§ GIVEN REQUEST
All entries below need to be written out exactly, but without their pictures.
— Begin RECORD SET —
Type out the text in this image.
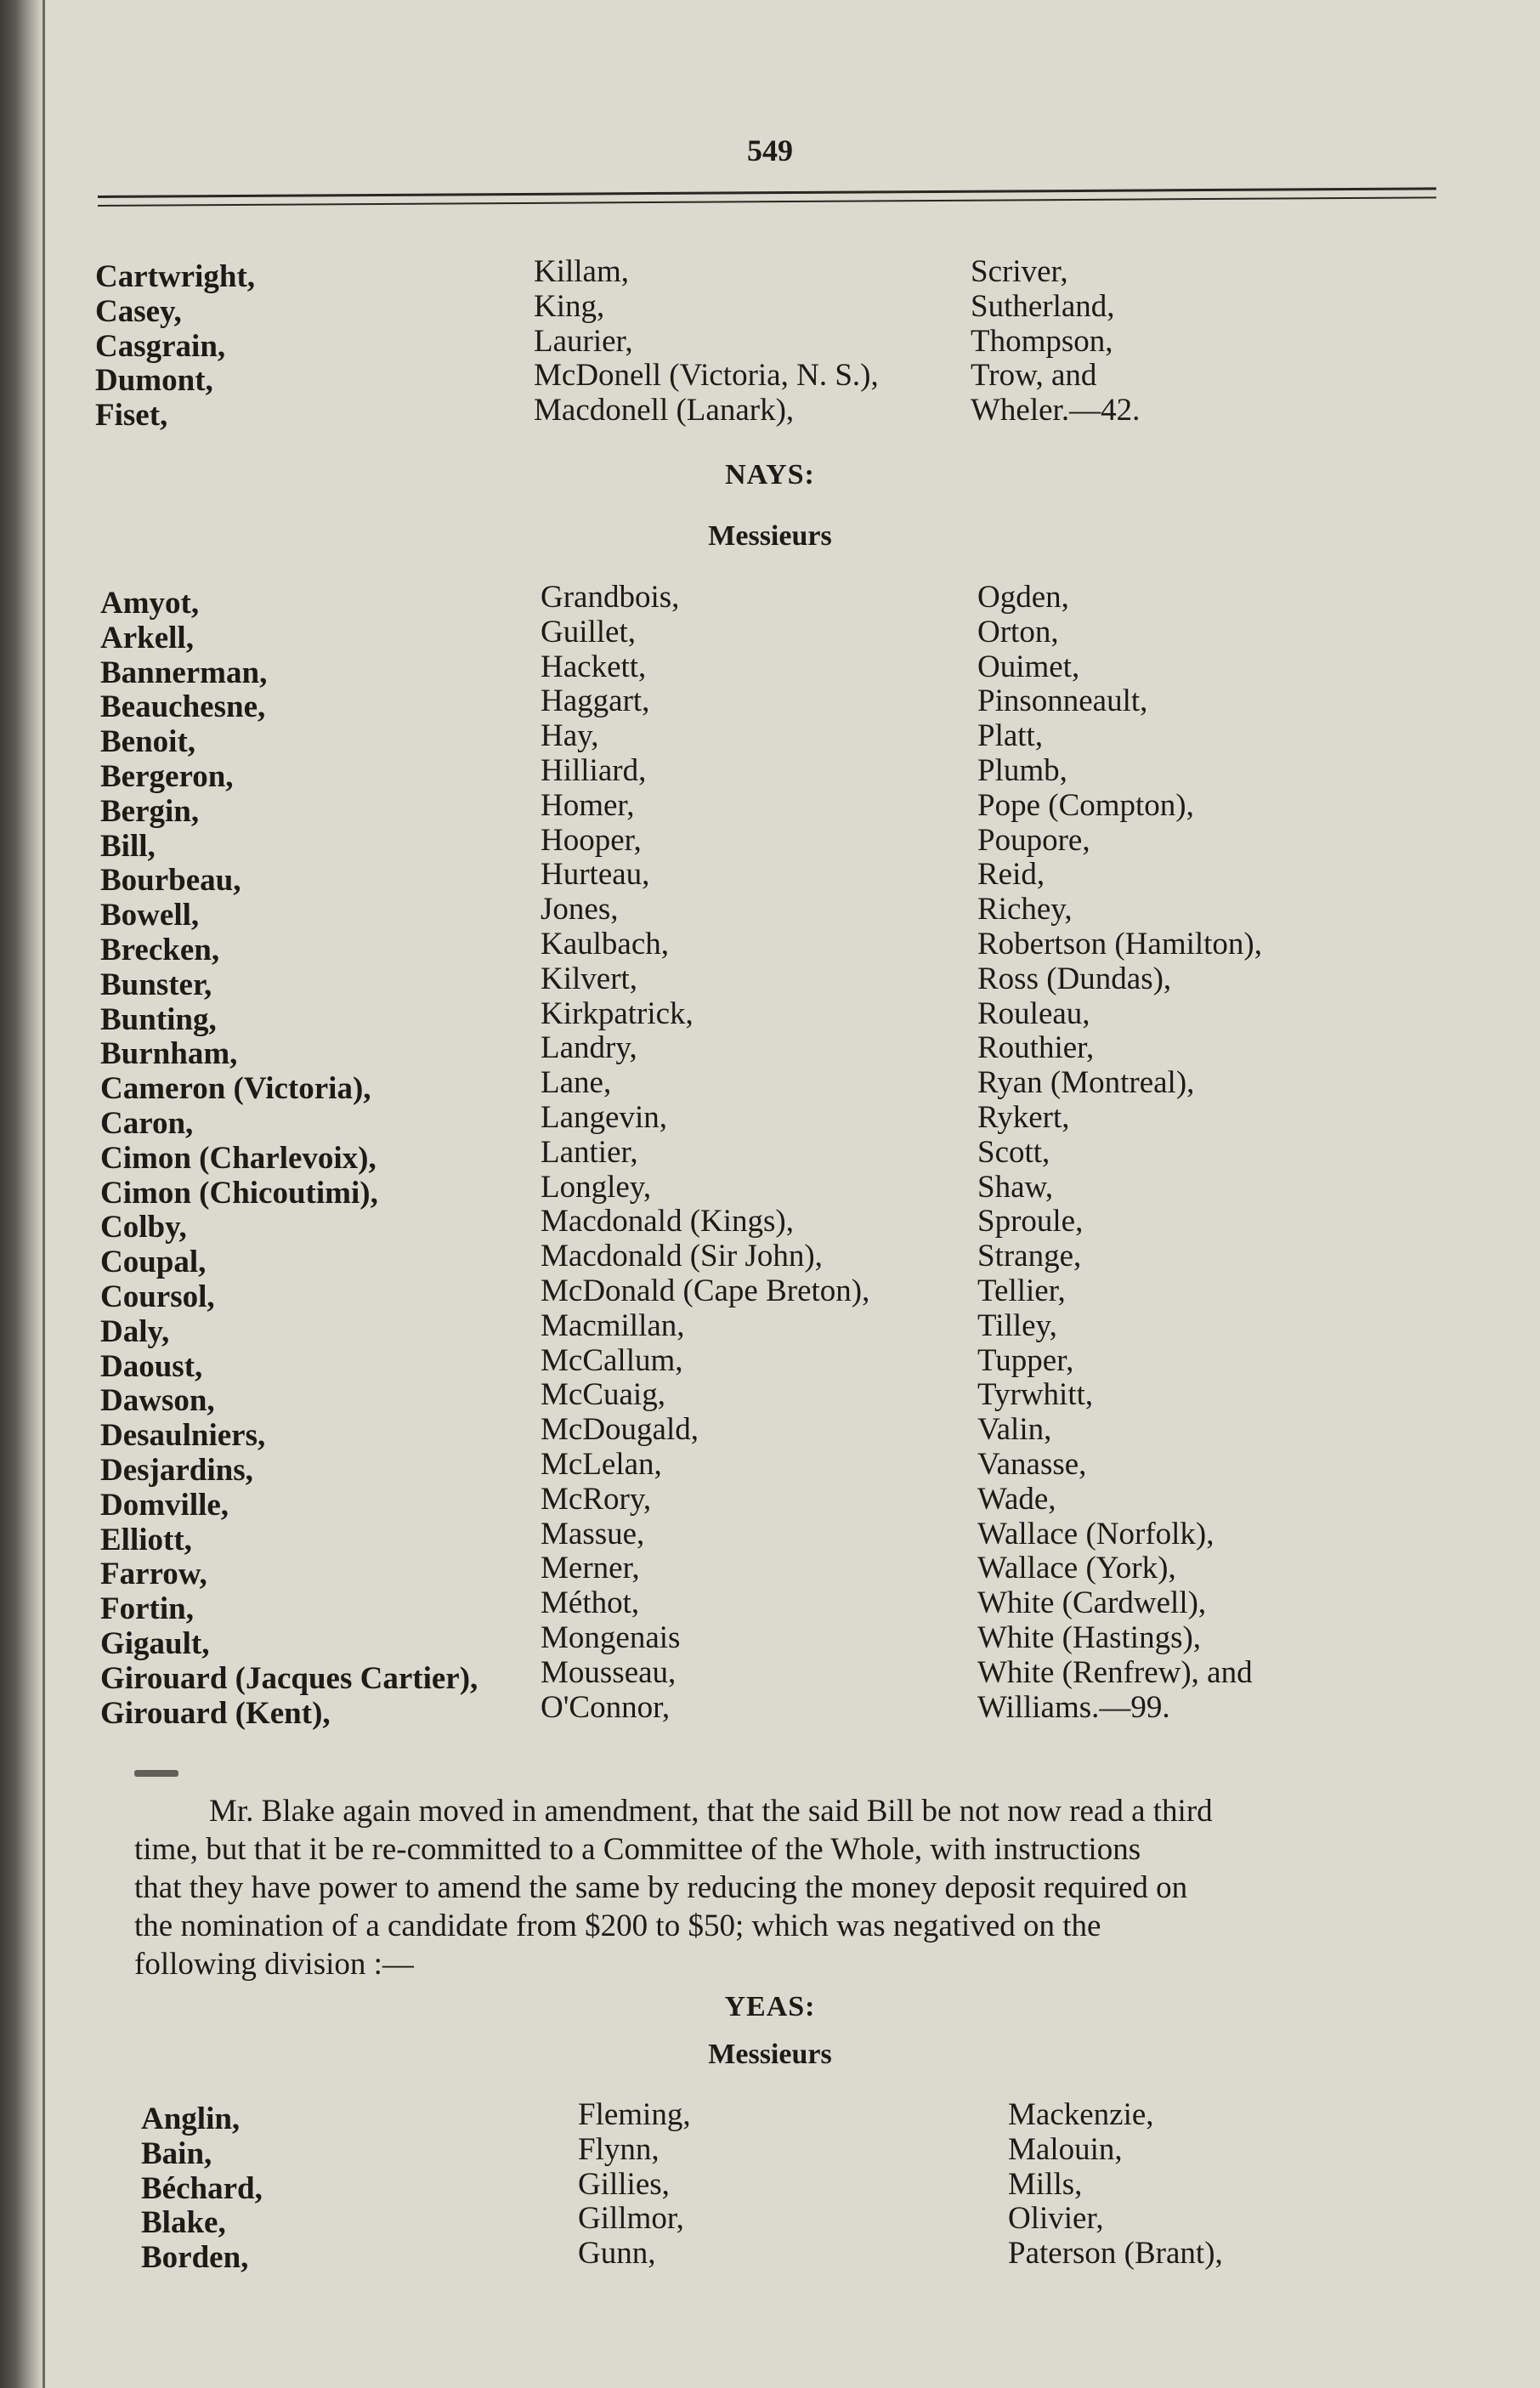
549
Cartwright,
Casey,
Casgrain,
Dumont,
Fiset,
Killam,
King,
Laurier,
McDonell (Victoria, N. S.),
Macdonell (Lanark),
Scriver,
Sutherland,
Thompson,
Trow, and
Wheler.—42.
NAYS:
Messieurs
Amyot,
Arkell,
Bannerman,
Beauchesne,
Benoit,
Bergeron,
Bergin,
Bill,
Bourbeau,
Bowell,
Brecken,
Bunster,
Bunting,
Burnham,
Cameron (Victoria),
Caron,
Cimon (Charlevoix),
Cimon (Chicoutimi),
Colby,
Coupal,
Coursol,
Daly,
Daoust,
Dawson,
Desaulniers,
Desjardins,
Domville,
Elliott,
Farrow,
Fortin,
Gigault,
Girouard (Jacques Cartier),
Girouard (Kent),
Grandbois,
Guillet,
Hackett,
Haggart,
Hay,
Hilliard,
Homer,
Hooper,
Hurteau,
Jones,
Kaulbach,
Kilvert,
Kirkpatrick,
Landry,
Lane,
Langevin,
Lantier,
Longley,
Macdonald (Kings),
Macdonald (Sir John),
McDonald (Cape Breton),
Macmillan,
McCallum,
McCuaig,
McDougald,
McLelan,
McRory,
Massue,
Merner,
Méthot,
Mongenais
Mousseau,
O'Connor,
Ogden,
Orton,
Ouimet,
Pinsonneault,
Platt,
Plumb,
Pope (Compton),
Poupore,
Reid,
Richey,
Robertson (Hamilton),
Ross (Dundas),
Rouleau,
Routhier,
Ryan (Montreal),
Rykert,
Scott,
Shaw,
Sproule,
Strange,
Tellier,
Tilley,
Tupper,
Tyrwhitt,
Valin,
Vanasse,
Wade,
Wallace (Norfolk),
Wallace (York),
White (Cardwell),
White (Hastings),
White (Renfrew), and
Williams.—99.
Mr. Blake again moved in amendment, that the said Bill be not now read a third
time, but that it be re-committed to a Committee of the Whole, with instructions
that they have power to amend the same by reducing the money deposit required on
the nomination of a candidate from $200 to $50; which was negatived on the
following division :—
YEAS:
Messieurs
Anglin,
Bain,
Béchard,
Blake,
Borden,
Fleming,
Flynn,
Gillies,
Gillmor,
Gunn,
Mackenzie,
Malouin,
Mills,
Olivier,
Paterson (Brant),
— End RECORD SET —
§ RESPONSE FOR THIS EXERCISE
Type out the text in this image.
549
Cartwright,
Casey,
Casgrain,
Dumont,
Fiset,
Killam,
King,
Laurier,
McDonell (Victoria, N. S.),
Macdonell (Lanark),
Scriver,
Sutherland,
Thompson,
Trow, and
Wheler.—42.
NAYS:
Messieurs
Amyot,
Arkell,
Bannerman,
Beauchesne,
Benoit,
Bergeron,
Bergin,
Bill,
Bourbeau,
Bowell,
Brecken,
Bunster,
Bunting,
Burnham,
Cameron (Victoria),
Caron,
Cimon (Charlevoix),
Cimon (Chicoutimi),
Colby,
Coupal,
Coursol,
Daly,
Daoust,
Dawson,
Desaulniers,
Desjardins,
Domville,
Elliott,
Farrow,
Fortin,
Gigault,
Girouard (Jacques Cartier),
Girouard (Kent),
Grandbois,
Guillet,
Hackett,
Haggart,
Hay,
Hilliard,
Homer,
Hooper,
Hurteau,
Jones,
Kaulbach,
Kilvert,
Kirkpatrick,
Landry,
Lane,
Langevin,
Lantier,
Longley,
Macdonald (Kings),
Macdonald (Sir John),
McDonald (Cape Breton),
Macmillan,
McCallum,
McCuaig,
McDougald,
McLelan,
McRory,
Massue,
Merner,
Méthot,
Mongenais
Mousseau,
O'Connor,
Ogden,
Orton,
Ouimet,
Pinsonneault,
Platt,
Plumb,
Pope (Compton),
Poupore,
Reid,
Richey,
Robertson (Hamilton),
Ross (Dundas),
Rouleau,
Routhier,
Ryan (Montreal),
Rykert,
Scott,
Shaw,
Sproule,
Strange,
Tellier,
Tilley,
Tupper,
Tyrwhitt,
Valin,
Vanasse,
Wade,
Wallace (Norfolk),
Wallace (York),
White (Cardwell),
White (Hastings),
White (Renfrew), and
Williams.—99.
Mr. Blake again moved in amendment, that the said Bill be not now read a third
time, but that it be re-committed to a Committee of the Whole, with instructions
that they have power to amend the same by reducing the money deposit required on
the nomination of a candidate from $200 to $50; which was negatived on the
following division :—
YEAS:
Messieurs
Anglin,
Bain,
Béchard,
Blake,
Borden,
Fleming,
Flynn,
Gillies,
Gillmor,
Gunn,
Mackenzie,
Malouin,
Mills,
Olivier,
Paterson (Brant),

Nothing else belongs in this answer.